[Collected data entries]
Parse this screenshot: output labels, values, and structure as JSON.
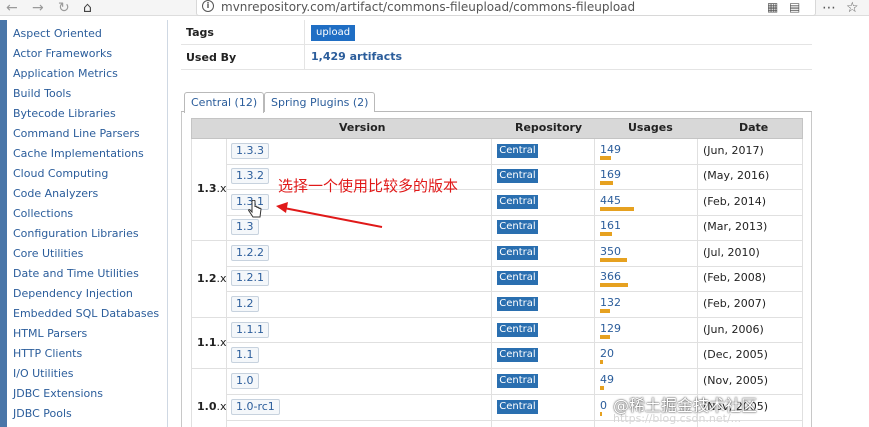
{
  "browser": {
    "url": "mvnrepository.com/artifact/commons-fileupload/commons-fileupload",
    "back_icon": "←",
    "forward_icon": "→",
    "reload_icon": "↻",
    "home_icon": "⌂",
    "qr_icon": "▦",
    "reader_icon": "▤",
    "menu_icon": "⋯",
    "star_icon": "☆"
  },
  "sidebar": {
    "items": [
      "Aspect Oriented",
      "Actor Frameworks",
      "Application Metrics",
      "Build Tools",
      "Bytecode Libraries",
      "Command Line Parsers",
      "Cache Implementations",
      "Cloud Computing",
      "Code Analyzers",
      "Collections",
      "Configuration Libraries",
      "Core Utilities",
      "Date and Time Utilities",
      "Dependency Injection",
      "Embedded SQL Databases",
      "HTML Parsers",
      "HTTP Clients",
      "I/O Utilities",
      "JDBC Extensions",
      "JDBC Pools"
    ]
  },
  "info": {
    "tags_label": "Tags",
    "tag_value": "upload",
    "usedby_label": "Used By",
    "usedby_value": "1,429 artifacts"
  },
  "tabs": [
    {
      "label": "Central (12)",
      "active": true
    },
    {
      "label": "Spring Plugins (2)",
      "active": false
    }
  ],
  "table": {
    "headers": [
      "Version",
      "Repository",
      "Usages",
      "Date"
    ],
    "groups": [
      {
        "label_bold": "1.3",
        "label_rest": ".x"
      },
      {
        "label_bold": "1.2",
        "label_rest": ".x"
      },
      {
        "label_bold": "1.1",
        "label_rest": ".x"
      },
      {
        "label_bold": "1.0",
        "label_rest": ".x"
      }
    ],
    "rows": [
      {
        "version": "1.3.3",
        "repo": "Central",
        "usages": "149",
        "usage_level": 149,
        "date": "(Jun, 2017)"
      },
      {
        "version": "1.3.2",
        "repo": "Central",
        "usages": "169",
        "usage_level": 169,
        "date": "(May, 2016)"
      },
      {
        "version": "1.3.1",
        "repo": "Central",
        "usages": "445",
        "usage_level": 445,
        "date": "(Feb, 2014)"
      },
      {
        "version": "1.3",
        "repo": "Central",
        "usages": "161",
        "usage_level": 161,
        "date": "(Mar, 2013)"
      },
      {
        "version": "1.2.2",
        "repo": "Central",
        "usages": "350",
        "usage_level": 350,
        "date": "(Jul, 2010)"
      },
      {
        "version": "1.2.1",
        "repo": "Central",
        "usages": "366",
        "usage_level": 366,
        "date": "(Feb, 2008)"
      },
      {
        "version": "1.2",
        "repo": "Central",
        "usages": "132",
        "usage_level": 132,
        "date": "(Feb, 2007)"
      },
      {
        "version": "1.1.1",
        "repo": "Central",
        "usages": "129",
        "usage_level": 129,
        "date": "(Jun, 2006)"
      },
      {
        "version": "1.1",
        "repo": "Central",
        "usages": "20",
        "usage_level": 20,
        "date": "(Dec, 2005)"
      },
      {
        "version": "1.0",
        "repo": "Central",
        "usages": "49",
        "usage_level": 49,
        "date": "(Nov, 2005)"
      },
      {
        "version": "1.0-rc1",
        "repo": "Central",
        "usages": "0",
        "usage_level": 0,
        "date": "(Nov, 2005)"
      }
    ]
  },
  "annotation": {
    "text": "选择一个使用比较多的版本",
    "color": "#e01919"
  },
  "watermark": {
    "text": "@稀土掘金技术社区",
    "sub": "https://blog.csdn.net/..."
  },
  "colors": {
    "link": "#2b5d9b",
    "repo_badge": "#2a6fb0",
    "usage_bar": "#e6a120",
    "tag_badge": "#1f6ec4"
  }
}
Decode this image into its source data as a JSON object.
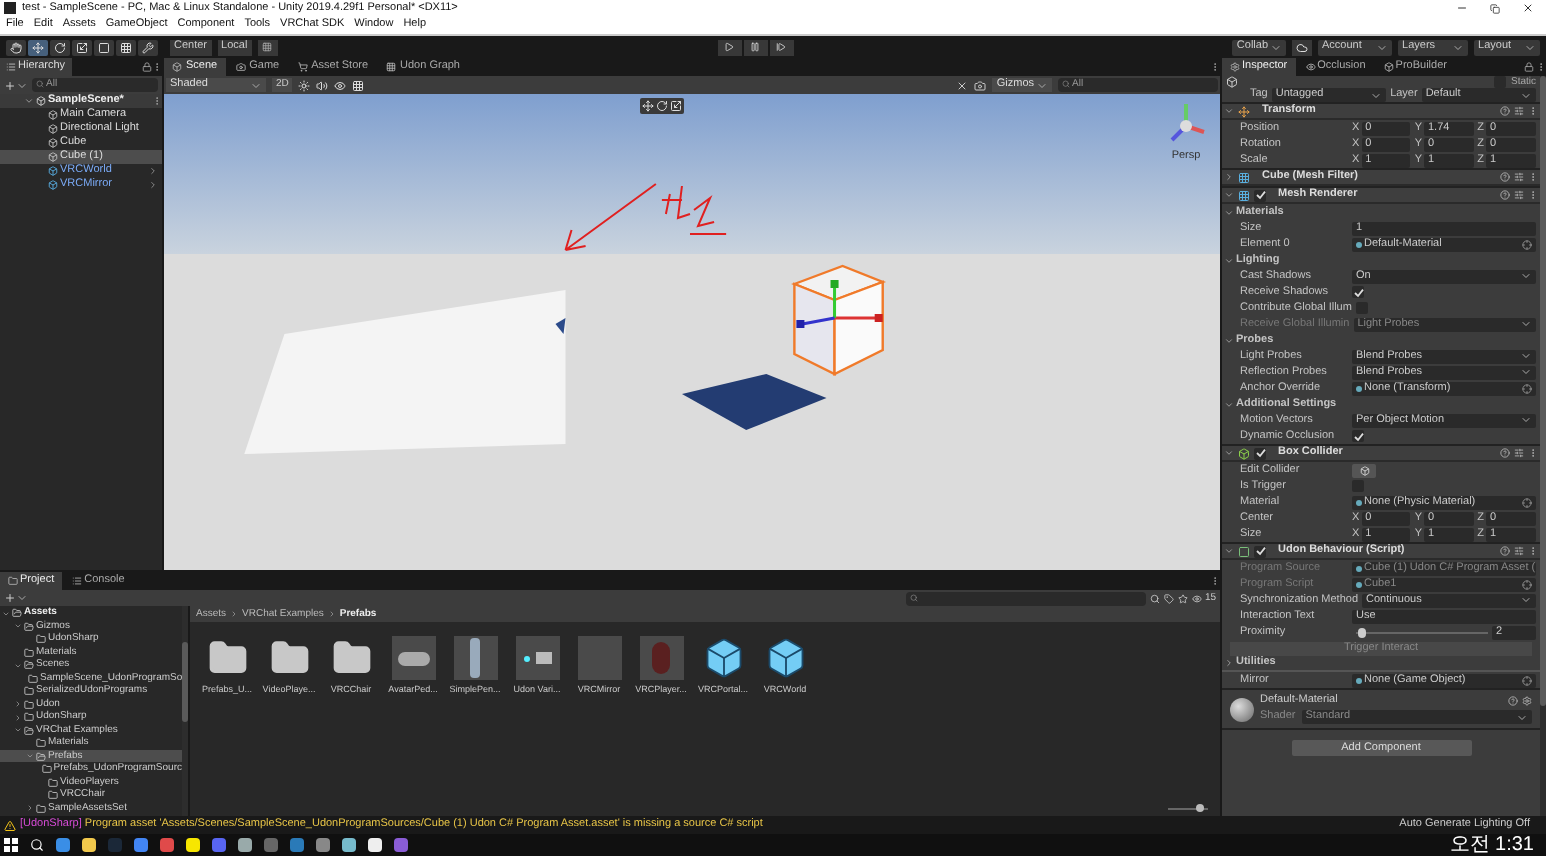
{
  "window": {
    "title": "test - SampleScene - PC, Mac & Linux Standalone - Unity 2019.4.29f1 Personal* <DX11>"
  },
  "menu": [
    "File",
    "Edit",
    "Assets",
    "GameObject",
    "Component",
    "Tools",
    "VRChat SDK",
    "Window",
    "Help"
  ],
  "toolbar": {
    "pivot": "Center",
    "space": "Local",
    "collab": "Collab",
    "account": "Account",
    "layers": "Layers",
    "layout": "Layout"
  },
  "hierarchy": {
    "title": "Hierarchy",
    "search_placeholder": "All",
    "scene": {
      "label": "SampleScene*",
      "expanded": true
    },
    "objects": [
      {
        "label": "Main Camera",
        "kind": "object",
        "selected": false
      },
      {
        "label": "Directional Light",
        "kind": "object",
        "selected": false
      },
      {
        "label": "Cube",
        "kind": "object",
        "selected": false
      },
      {
        "label": "Cube (1)",
        "kind": "object",
        "selected": true
      },
      {
        "label": "VRCWorld",
        "kind": "prefab",
        "selected": false
      },
      {
        "label": "VRCMirror",
        "kind": "prefab",
        "selected": false
      }
    ]
  },
  "scene_view": {
    "tabs": [
      {
        "label": "Scene",
        "selected": true
      },
      {
        "label": "Game",
        "selected": false
      },
      {
        "label": "Asset Store",
        "selected": false
      },
      {
        "label": "Udon Graph",
        "selected": false
      }
    ],
    "shading": "Shaded",
    "mode_2d": "2D",
    "gizmos": "Gizmos",
    "search_placeholder": "All",
    "projection": "Persp"
  },
  "inspector": {
    "tabs": [
      {
        "label": "Inspector",
        "selected": true
      },
      {
        "label": "Occlusion",
        "selected": false
      },
      {
        "label": "ProBuilder",
        "selected": false
      }
    ],
    "static_label": "Static",
    "static": false,
    "tag_label": "Tag",
    "tag": "Untagged",
    "layer_label": "Layer",
    "layer": "Default",
    "components": [
      {
        "title": "Transform",
        "kind": "transform",
        "expanded": true,
        "rows": [
          {
            "kind": "xyz",
            "label": "Position",
            "disabled": false,
            "values": [
              {
                "axis": "X",
                "value": "0"
              },
              {
                "axis": "Y",
                "value": "1.74"
              },
              {
                "axis": "Z",
                "value": "0"
              }
            ]
          },
          {
            "kind": "xyz",
            "label": "Rotation",
            "disabled": false,
            "values": [
              {
                "axis": "X",
                "value": "0"
              },
              {
                "axis": "Y",
                "value": "0"
              },
              {
                "axis": "Z",
                "value": "0"
              }
            ]
          },
          {
            "kind": "xyz",
            "label": "Scale",
            "disabled": false,
            "values": [
              {
                "axis": "X",
                "value": "1"
              },
              {
                "axis": "Y",
                "value": "1"
              },
              {
                "axis": "Z",
                "value": "1"
              }
            ]
          }
        ]
      },
      {
        "title": "Cube (Mesh Filter)",
        "kind": "mesh",
        "expanded": false
      },
      {
        "title": "Mesh Renderer",
        "kind": "mesh",
        "enabled": true,
        "expanded": true,
        "rows": [
          {
            "kind": "header",
            "label": "Materials",
            "disabled": false
          },
          {
            "kind": "text",
            "label": "Size",
            "value": "1",
            "disabled": false
          },
          {
            "kind": "object",
            "label": "Element 0",
            "value": "Default-Material",
            "disabled": false
          },
          {
            "kind": "header",
            "label": "Lighting",
            "disabled": false
          },
          {
            "kind": "dropdown",
            "label": "Cast Shadows",
            "value": "On",
            "disabled": false
          },
          {
            "kind": "checkbox",
            "label": "Receive Shadows",
            "checked": true,
            "disabled": false
          },
          {
            "kind": "checkbox",
            "label": "Contribute Global Illum",
            "checked": false,
            "disabled": false
          },
          {
            "kind": "dropdown",
            "label": "Receive Global Illumin",
            "value": "Light Probes",
            "disabled": true
          },
          {
            "kind": "header",
            "label": "Probes",
            "disabled": false
          },
          {
            "kind": "dropdown",
            "label": "Light Probes",
            "value": "Blend Probes",
            "disabled": false
          },
          {
            "kind": "dropdown",
            "label": "Reflection Probes",
            "value": "Blend Probes",
            "disabled": false
          },
          {
            "kind": "object",
            "label": "Anchor Override",
            "value": "None (Transform)",
            "disabled": false
          },
          {
            "kind": "header",
            "label": "Additional Settings",
            "disabled": false
          },
          {
            "kind": "dropdown",
            "label": "Motion Vectors",
            "value": "Per Object Motion",
            "disabled": false
          },
          {
            "kind": "checkbox",
            "label": "Dynamic Occlusion",
            "checked": true,
            "disabled": false
          }
        ]
      },
      {
        "title": "Box Collider",
        "kind": "collider",
        "enabled": true,
        "expanded": true,
        "rows": [
          {
            "kind": "edit",
            "label": "Edit Collider",
            "disabled": false
          },
          {
            "kind": "checkbox",
            "label": "Is Trigger",
            "checked": false,
            "disabled": false
          },
          {
            "kind": "object",
            "label": "Material",
            "value": "None (Physic Material)",
            "disabled": false
          },
          {
            "kind": "xyz",
            "label": "Center",
            "disabled": false,
            "values": [
              {
                "axis": "X",
                "value": "0"
              },
              {
                "axis": "Y",
                "value": "0"
              },
              {
                "axis": "Z",
                "value": "0"
              }
            ]
          },
          {
            "kind": "xyz",
            "label": "Size",
            "disabled": false,
            "values": [
              {
                "axis": "X",
                "value": "1"
              },
              {
                "axis": "Y",
                "value": "1"
              },
              {
                "axis": "Z",
                "value": "1"
              }
            ]
          }
        ]
      },
      {
        "title": "Udon Behaviour (Script)",
        "kind": "script",
        "enabled": true,
        "expanded": true,
        "rows": [
          {
            "kind": "object",
            "label": "Program Source",
            "value": "Cube (1) Udon C# Program Asset (",
            "disabled": true
          },
          {
            "kind": "object",
            "label": "Program Script",
            "value": "Cube1",
            "disabled": true
          },
          {
            "kind": "dropdown",
            "label": "Synchronization Method",
            "value": "Continuous",
            "disabled": false
          },
          {
            "kind": "text",
            "label": "Interaction Text",
            "value": "Use",
            "disabled": false
          },
          {
            "kind": "slider",
            "label": "Proximity",
            "level": 0.05,
            "reading": "2",
            "disabled": false
          },
          {
            "kind": "button",
            "label": "Trigger Interact",
            "disabled": true
          },
          {
            "kind": "collapsed",
            "label": "Utilities",
            "disabled": false
          },
          {
            "kind": "object",
            "label": "Mirror",
            "value": "None (Game Object)",
            "disabled": false
          }
        ]
      }
    ],
    "material": {
      "name": "Default-Material",
      "shader_label": "Shader",
      "shader": "Standard"
    },
    "add_component": "Add Component"
  },
  "project": {
    "tabs": [
      {
        "label": "Project",
        "selected": true
      },
      {
        "label": "Console",
        "selected": false
      }
    ],
    "count": "15",
    "icon_size": {
      "level": 0.8
    },
    "tree": [
      {
        "label": "Assets",
        "expanded": true,
        "selected": false,
        "children": [
          {
            "label": "Gizmos",
            "expanded": true,
            "selected": false,
            "children": [
              {
                "label": "UdonSharp",
                "selected": false
              }
            ]
          },
          {
            "label": "Materials",
            "selected": false
          },
          {
            "label": "Scenes",
            "expanded": true,
            "selected": false,
            "children": [
              {
                "label": "SampleScene_UdonProgramSo",
                "selected": false
              }
            ]
          },
          {
            "label": "SerializedUdonPrograms",
            "selected": false
          },
          {
            "label": "Udon",
            "expanded": false,
            "selected": false
          },
          {
            "label": "UdonSharp",
            "expanded": false,
            "selected": false
          },
          {
            "label": "VRChat Examples",
            "expanded": true,
            "selected": false,
            "children": [
              {
                "label": "Materials",
                "selected": false
              },
              {
                "label": "Prefabs",
                "expanded": true,
                "selected": true,
                "children": [
                  {
                    "label": "Prefabs_UdonProgramSourc",
                    "selected": false
                  },
                  {
                    "label": "VideoPlayers",
                    "selected": false
                  },
                  {
                    "label": "VRCChair",
                    "selected": false
                  }
                ]
              },
              {
                "label": "SampleAssetsSet",
                "expanded": false,
                "selected": false
              }
            ]
          }
        ]
      }
    ],
    "breadcrumb": [
      "Assets",
      "VRChat Examples",
      "Prefabs"
    ],
    "assets": [
      {
        "label": "Prefabs_U...",
        "kind": "folder"
      },
      {
        "label": "VideoPlaye...",
        "kind": "folder"
      },
      {
        "label": "VRCChair",
        "kind": "folder"
      },
      {
        "label": "AvatarPed...",
        "kind": "pedestal"
      },
      {
        "label": "SimplePen...",
        "kind": "pen"
      },
      {
        "label": "Udon Vari...",
        "kind": "camera"
      },
      {
        "label": "VRCMirror",
        "kind": "blank"
      },
      {
        "label": "VRCPlayer...",
        "kind": "disc"
      },
      {
        "label": "VRCPortal...",
        "kind": "prefab"
      },
      {
        "label": "VRCWorld",
        "kind": "prefab"
      }
    ]
  },
  "status_bar": {
    "tag": "[UdonSharp]",
    "message": "Program asset 'Assets/Scenes/SampleScene_UdonProgramSources/Cube (1) Udon C# Program Asset.asset' is missing a source C# script",
    "lighting": "Auto Generate Lighting Off"
  },
  "taskbar": {
    "time": "오전 1:31"
  }
}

- **What you should do**: Copy whichever lines in the listing above contain the word "Receive".

- **Output below**:
            "label": "Receive Shadows",
            "label": "Receive Global Illumin",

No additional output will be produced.